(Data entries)
— Begin —
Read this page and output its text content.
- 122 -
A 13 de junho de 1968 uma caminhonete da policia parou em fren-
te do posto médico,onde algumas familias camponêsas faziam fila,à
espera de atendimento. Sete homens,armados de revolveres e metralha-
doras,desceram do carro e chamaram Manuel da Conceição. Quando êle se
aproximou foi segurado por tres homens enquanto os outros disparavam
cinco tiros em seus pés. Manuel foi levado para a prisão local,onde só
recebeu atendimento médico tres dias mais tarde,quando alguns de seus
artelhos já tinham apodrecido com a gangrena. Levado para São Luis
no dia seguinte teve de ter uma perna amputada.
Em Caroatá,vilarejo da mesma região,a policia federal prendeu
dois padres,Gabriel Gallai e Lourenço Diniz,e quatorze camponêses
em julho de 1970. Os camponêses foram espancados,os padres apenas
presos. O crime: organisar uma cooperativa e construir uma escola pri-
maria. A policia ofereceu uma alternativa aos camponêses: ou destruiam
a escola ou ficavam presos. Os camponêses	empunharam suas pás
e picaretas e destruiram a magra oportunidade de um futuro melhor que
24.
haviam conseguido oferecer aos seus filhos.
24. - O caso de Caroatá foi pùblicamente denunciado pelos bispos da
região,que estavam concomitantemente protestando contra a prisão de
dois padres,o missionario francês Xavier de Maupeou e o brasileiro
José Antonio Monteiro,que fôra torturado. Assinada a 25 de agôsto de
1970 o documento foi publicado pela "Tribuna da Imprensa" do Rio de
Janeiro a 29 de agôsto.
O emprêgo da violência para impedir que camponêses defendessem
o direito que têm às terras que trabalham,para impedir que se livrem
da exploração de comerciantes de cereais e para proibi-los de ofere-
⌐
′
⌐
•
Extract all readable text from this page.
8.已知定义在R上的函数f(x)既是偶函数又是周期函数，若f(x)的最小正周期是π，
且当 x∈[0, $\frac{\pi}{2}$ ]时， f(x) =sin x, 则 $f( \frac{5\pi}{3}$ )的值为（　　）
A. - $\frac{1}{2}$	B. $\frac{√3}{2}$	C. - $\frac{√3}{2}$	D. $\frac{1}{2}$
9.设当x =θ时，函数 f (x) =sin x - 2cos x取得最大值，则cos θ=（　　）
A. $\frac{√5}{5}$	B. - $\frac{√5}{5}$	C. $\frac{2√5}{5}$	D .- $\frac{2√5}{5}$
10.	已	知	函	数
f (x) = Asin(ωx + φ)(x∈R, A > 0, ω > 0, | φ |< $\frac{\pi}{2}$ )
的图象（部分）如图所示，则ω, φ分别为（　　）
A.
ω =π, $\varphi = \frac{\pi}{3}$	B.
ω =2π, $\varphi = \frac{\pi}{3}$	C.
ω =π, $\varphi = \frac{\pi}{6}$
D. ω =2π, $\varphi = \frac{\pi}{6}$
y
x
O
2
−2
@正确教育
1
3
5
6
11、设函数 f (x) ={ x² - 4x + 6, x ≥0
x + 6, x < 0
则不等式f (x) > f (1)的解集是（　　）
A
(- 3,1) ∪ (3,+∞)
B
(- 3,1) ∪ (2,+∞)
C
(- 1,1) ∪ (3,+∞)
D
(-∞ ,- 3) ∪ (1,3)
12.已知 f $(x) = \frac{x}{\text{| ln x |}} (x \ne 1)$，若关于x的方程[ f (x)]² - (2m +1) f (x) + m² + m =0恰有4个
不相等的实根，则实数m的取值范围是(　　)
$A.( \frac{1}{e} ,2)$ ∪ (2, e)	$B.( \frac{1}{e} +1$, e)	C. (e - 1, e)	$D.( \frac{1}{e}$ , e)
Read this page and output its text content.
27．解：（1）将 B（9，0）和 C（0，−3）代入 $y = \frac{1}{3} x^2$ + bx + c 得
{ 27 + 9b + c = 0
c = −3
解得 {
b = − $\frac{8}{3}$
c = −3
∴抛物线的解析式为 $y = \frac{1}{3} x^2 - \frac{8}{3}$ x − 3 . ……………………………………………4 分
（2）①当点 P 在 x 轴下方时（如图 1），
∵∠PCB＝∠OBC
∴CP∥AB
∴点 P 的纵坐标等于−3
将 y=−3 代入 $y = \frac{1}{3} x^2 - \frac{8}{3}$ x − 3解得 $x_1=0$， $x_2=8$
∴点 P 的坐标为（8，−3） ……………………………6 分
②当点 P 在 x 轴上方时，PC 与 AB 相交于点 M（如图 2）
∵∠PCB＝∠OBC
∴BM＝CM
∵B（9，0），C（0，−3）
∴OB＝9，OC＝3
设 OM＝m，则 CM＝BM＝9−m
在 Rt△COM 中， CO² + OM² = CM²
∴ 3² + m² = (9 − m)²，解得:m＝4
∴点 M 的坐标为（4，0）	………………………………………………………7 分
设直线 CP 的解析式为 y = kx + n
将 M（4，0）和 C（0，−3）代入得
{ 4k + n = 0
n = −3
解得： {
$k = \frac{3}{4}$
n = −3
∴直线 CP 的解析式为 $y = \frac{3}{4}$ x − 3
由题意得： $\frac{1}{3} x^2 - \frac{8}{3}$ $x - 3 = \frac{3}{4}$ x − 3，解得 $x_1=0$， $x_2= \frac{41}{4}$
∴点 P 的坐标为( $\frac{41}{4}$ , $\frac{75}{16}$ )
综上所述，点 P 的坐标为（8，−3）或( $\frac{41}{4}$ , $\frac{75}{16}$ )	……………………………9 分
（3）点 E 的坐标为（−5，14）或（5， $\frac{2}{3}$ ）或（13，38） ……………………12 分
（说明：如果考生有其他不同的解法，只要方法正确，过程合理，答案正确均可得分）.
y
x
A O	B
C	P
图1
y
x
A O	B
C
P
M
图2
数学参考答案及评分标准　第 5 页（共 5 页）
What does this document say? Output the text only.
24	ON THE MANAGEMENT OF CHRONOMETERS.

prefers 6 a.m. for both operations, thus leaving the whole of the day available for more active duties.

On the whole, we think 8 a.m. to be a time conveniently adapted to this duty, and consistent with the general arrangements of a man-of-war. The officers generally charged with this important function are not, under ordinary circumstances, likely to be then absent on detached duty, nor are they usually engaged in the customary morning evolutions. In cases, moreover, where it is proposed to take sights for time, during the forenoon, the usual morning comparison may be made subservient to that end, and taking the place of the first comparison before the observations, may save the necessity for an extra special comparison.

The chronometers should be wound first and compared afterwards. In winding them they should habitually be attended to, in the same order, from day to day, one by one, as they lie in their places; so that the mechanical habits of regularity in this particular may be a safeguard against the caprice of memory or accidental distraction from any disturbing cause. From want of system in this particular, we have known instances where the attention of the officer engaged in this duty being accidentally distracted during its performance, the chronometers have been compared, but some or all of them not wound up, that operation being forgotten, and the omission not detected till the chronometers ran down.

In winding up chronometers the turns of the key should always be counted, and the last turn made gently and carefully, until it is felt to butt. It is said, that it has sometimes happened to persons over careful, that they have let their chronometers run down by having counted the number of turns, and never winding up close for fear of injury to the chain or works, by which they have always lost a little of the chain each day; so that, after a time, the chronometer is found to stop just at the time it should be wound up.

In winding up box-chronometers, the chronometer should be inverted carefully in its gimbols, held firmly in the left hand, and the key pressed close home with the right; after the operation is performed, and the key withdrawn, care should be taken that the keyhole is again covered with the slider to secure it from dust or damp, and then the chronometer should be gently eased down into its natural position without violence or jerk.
— End —
**PROBLEM STATEMENT:**
Note how many lines of the material contain the string "varphi". Then report that number by itself.

**CORRECT ANSWER:**
4